Brief
Copy out the data below word for word, keeping every line as it is.

Dataset content
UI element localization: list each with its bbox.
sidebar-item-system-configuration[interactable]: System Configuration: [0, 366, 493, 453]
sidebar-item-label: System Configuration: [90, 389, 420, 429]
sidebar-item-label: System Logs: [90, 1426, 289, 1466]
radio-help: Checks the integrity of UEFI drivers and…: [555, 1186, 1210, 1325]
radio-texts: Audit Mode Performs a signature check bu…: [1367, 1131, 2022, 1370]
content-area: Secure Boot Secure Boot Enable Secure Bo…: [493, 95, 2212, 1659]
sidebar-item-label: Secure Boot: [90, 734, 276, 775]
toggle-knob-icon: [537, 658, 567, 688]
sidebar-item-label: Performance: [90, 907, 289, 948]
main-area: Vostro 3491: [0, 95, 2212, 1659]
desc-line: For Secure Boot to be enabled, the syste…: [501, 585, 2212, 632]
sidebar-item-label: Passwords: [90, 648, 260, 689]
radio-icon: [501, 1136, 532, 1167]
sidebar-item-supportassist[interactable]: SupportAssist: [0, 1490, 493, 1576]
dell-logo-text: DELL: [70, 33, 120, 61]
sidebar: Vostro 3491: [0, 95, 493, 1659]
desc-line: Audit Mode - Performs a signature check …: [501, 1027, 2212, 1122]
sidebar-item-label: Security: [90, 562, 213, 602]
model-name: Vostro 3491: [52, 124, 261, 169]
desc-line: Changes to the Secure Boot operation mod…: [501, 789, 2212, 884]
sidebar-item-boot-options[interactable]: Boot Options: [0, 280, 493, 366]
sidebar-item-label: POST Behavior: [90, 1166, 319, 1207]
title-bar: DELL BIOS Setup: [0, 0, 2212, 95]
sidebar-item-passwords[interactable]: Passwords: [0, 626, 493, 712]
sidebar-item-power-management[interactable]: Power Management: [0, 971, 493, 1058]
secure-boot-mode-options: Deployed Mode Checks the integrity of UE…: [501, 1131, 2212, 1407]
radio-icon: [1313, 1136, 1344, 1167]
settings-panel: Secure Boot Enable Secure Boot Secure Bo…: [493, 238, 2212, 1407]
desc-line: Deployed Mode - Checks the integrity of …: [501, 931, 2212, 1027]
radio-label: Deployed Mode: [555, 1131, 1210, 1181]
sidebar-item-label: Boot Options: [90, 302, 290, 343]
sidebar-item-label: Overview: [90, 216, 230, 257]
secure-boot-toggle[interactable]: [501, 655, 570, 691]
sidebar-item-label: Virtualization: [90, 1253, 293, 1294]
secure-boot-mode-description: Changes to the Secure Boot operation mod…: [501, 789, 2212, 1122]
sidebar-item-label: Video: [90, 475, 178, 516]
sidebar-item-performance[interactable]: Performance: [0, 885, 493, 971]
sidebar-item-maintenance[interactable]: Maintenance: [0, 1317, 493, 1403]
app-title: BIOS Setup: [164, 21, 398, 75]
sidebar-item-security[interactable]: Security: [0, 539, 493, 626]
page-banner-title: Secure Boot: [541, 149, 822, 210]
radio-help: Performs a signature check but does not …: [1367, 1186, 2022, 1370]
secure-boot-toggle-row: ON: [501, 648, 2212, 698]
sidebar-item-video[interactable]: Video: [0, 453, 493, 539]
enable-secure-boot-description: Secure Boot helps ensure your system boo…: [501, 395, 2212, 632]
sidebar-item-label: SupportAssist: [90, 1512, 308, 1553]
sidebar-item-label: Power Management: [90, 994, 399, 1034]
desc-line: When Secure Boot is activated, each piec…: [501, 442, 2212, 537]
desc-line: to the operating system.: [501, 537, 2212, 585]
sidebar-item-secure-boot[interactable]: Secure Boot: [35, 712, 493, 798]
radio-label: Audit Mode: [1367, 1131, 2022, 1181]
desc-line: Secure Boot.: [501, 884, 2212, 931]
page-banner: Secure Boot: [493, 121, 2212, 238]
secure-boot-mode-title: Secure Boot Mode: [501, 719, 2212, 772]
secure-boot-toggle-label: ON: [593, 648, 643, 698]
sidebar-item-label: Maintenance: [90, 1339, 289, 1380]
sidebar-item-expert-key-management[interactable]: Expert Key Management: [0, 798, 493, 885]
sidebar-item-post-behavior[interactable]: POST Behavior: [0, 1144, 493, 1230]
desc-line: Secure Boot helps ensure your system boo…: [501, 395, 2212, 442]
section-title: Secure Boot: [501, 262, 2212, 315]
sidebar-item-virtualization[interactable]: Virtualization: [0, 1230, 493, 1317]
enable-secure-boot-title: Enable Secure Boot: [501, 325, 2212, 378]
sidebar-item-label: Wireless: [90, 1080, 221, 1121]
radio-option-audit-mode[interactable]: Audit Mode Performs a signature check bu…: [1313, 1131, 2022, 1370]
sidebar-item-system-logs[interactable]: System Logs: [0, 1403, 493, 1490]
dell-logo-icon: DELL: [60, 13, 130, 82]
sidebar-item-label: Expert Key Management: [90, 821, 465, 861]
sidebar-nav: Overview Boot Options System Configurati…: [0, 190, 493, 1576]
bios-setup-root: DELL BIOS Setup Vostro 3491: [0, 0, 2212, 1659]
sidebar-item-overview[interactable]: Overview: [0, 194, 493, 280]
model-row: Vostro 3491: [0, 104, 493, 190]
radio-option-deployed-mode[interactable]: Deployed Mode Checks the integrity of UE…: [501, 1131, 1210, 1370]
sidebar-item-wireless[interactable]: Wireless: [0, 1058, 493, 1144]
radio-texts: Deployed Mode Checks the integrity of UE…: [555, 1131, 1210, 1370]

Solved exercise
UI element localization: list each with its bbox.
sidebar-item-system-configuration[interactable]: System Configuration: [0, 366, 493, 453]
sidebar-item-label: System Configuration: [90, 389, 420, 429]
sidebar-item-label: System Logs: [90, 1426, 289, 1466]
radio-help: Checks the integrity of UEFI drivers and…: [555, 1186, 1210, 1325]
radio-texts: Audit Mode Performs a signature check bu…: [1367, 1131, 2022, 1370]
content-area: Secure Boot Secure Boot Enable Secure Bo…: [493, 95, 2212, 1659]
sidebar-item-label: Secure Boot: [90, 734, 276, 775]
toggle-knob-icon: [537, 658, 567, 688]
sidebar-item-label: Performance: [90, 907, 289, 948]
main-area: Vostro 3491: [0, 95, 2212, 1659]
desc-line: For Secure Boot to be enabled, the syste…: [501, 585, 2212, 632]
sidebar-item-label: Passwords: [90, 648, 260, 689]
radio-icon: [501, 1136, 532, 1167]
sidebar-item-supportassist[interactable]: SupportAssist: [0, 1490, 493, 1576]
dell-logo-text: DELL: [70, 33, 120, 61]
sidebar: Vostro 3491: [0, 95, 493, 1659]
desc-line: Audit Mode - Performs a signature check …: [501, 1027, 2212, 1122]
sidebar-item-label: Security: [90, 562, 213, 602]
model-name: Vostro 3491: [52, 124, 261, 169]
desc-line: Changes to the Secure Boot operation mod…: [501, 789, 2212, 884]
sidebar-item-boot-options[interactable]: Boot Options: [0, 280, 493, 366]
sidebar-item-label: POST Behavior: [90, 1166, 319, 1207]
title-bar: DELL BIOS Setup: [0, 0, 2212, 95]
sidebar-item-passwords[interactable]: Passwords: [0, 626, 493, 712]
sidebar-item-power-management[interactable]: Power Management: [0, 971, 493, 1058]
secure-boot-mode-options: Deployed Mode Checks the integrity of UE…: [501, 1131, 2212, 1407]
radio-icon: [1313, 1136, 1344, 1167]
settings-panel: Secure Boot Enable Secure Boot Secure Bo…: [493, 238, 2212, 1407]
desc-line: Deployed Mode - Checks the integrity of …: [501, 931, 2212, 1027]
radio-label: Deployed Mode: [555, 1131, 1210, 1181]
sidebar-item-label: Boot Options: [90, 302, 290, 343]
sidebar-item-label: Overview: [90, 216, 230, 257]
secure-boot-toggle[interactable]: [501, 655, 570, 691]
sidebar-item-label: Virtualization: [90, 1253, 293, 1294]
secure-boot-mode-description: Changes to the Secure Boot operation mod…: [501, 789, 2212, 1122]
sidebar-item-label: Video: [90, 475, 178, 516]
sidebar-item-performance[interactable]: Performance: [0, 885, 493, 971]
sidebar-item-maintenance[interactable]: Maintenance: [0, 1317, 493, 1403]
app-title: BIOS Setup: [164, 21, 398, 75]
sidebar-item-security[interactable]: Security: [0, 539, 493, 626]
page-banner-title: Secure Boot: [541, 149, 822, 210]
radio-help: Performs a signature check but does not …: [1367, 1186, 2022, 1370]
secure-boot-toggle-row: ON: [501, 648, 2212, 698]
sidebar-item-video[interactable]: Video: [0, 453, 493, 539]
enable-secure-boot-description: Secure Boot helps ensure your system boo…: [501, 395, 2212, 632]
sidebar-item-label: SupportAssist: [90, 1512, 308, 1553]
sidebar-item-label: Power Management: [90, 994, 399, 1034]
desc-line: When Secure Boot is activated, each piec…: [501, 442, 2212, 537]
desc-line: to the operating system.: [501, 537, 2212, 585]
sidebar-item-secure-boot[interactable]: Secure Boot: [35, 712, 493, 798]
radio-label: Audit Mode: [1367, 1131, 2022, 1181]
desc-line: Secure Boot.: [501, 884, 2212, 931]
page-banner: Secure Boot: [493, 121, 2212, 238]
secure-boot-mode-title: Secure Boot Mode: [501, 719, 2212, 772]
secure-boot-toggle-label: ON: [593, 648, 643, 698]
sidebar-item-label: Maintenance: [90, 1339, 289, 1380]
sidebar-item-expert-key-management[interactable]: Expert Key Management: [0, 798, 493, 885]
sidebar-item-post-behavior[interactable]: POST Behavior: [0, 1144, 493, 1230]
desc-line: Secure Boot helps ensure your system boo…: [501, 395, 2212, 442]
section-title: Secure Boot: [501, 262, 2212, 315]
sidebar-item-virtualization[interactable]: Virtualization: [0, 1230, 493, 1317]
enable-secure-boot-title: Enable Secure Boot: [501, 325, 2212, 378]
sidebar-item-label: Wireless: [90, 1080, 221, 1121]
radio-option-audit-mode[interactable]: Audit Mode Performs a signature check bu…: [1313, 1131, 2022, 1370]
sidebar-item-system-logs[interactable]: System Logs: [0, 1403, 493, 1490]
dell-logo-icon: DELL: [60, 13, 130, 82]
sidebar-item-label: Expert Key Management: [90, 821, 465, 861]
sidebar-nav: Overview Boot Options System Configurati…: [0, 190, 493, 1576]
bios-setup-root: DELL BIOS Setup Vostro 3491: [0, 0, 2212, 1659]
sidebar-item-overview[interactable]: Overview: [0, 194, 493, 280]
model-row: Vostro 3491: [0, 104, 493, 190]
radio-option-deployed-mode[interactable]: Deployed Mode Checks the integrity of UE…: [501, 1131, 1210, 1370]
sidebar-item-wireless[interactable]: Wireless: [0, 1058, 493, 1144]
radio-texts: Deployed Mode Checks the integrity of UE…: [555, 1131, 1210, 1370]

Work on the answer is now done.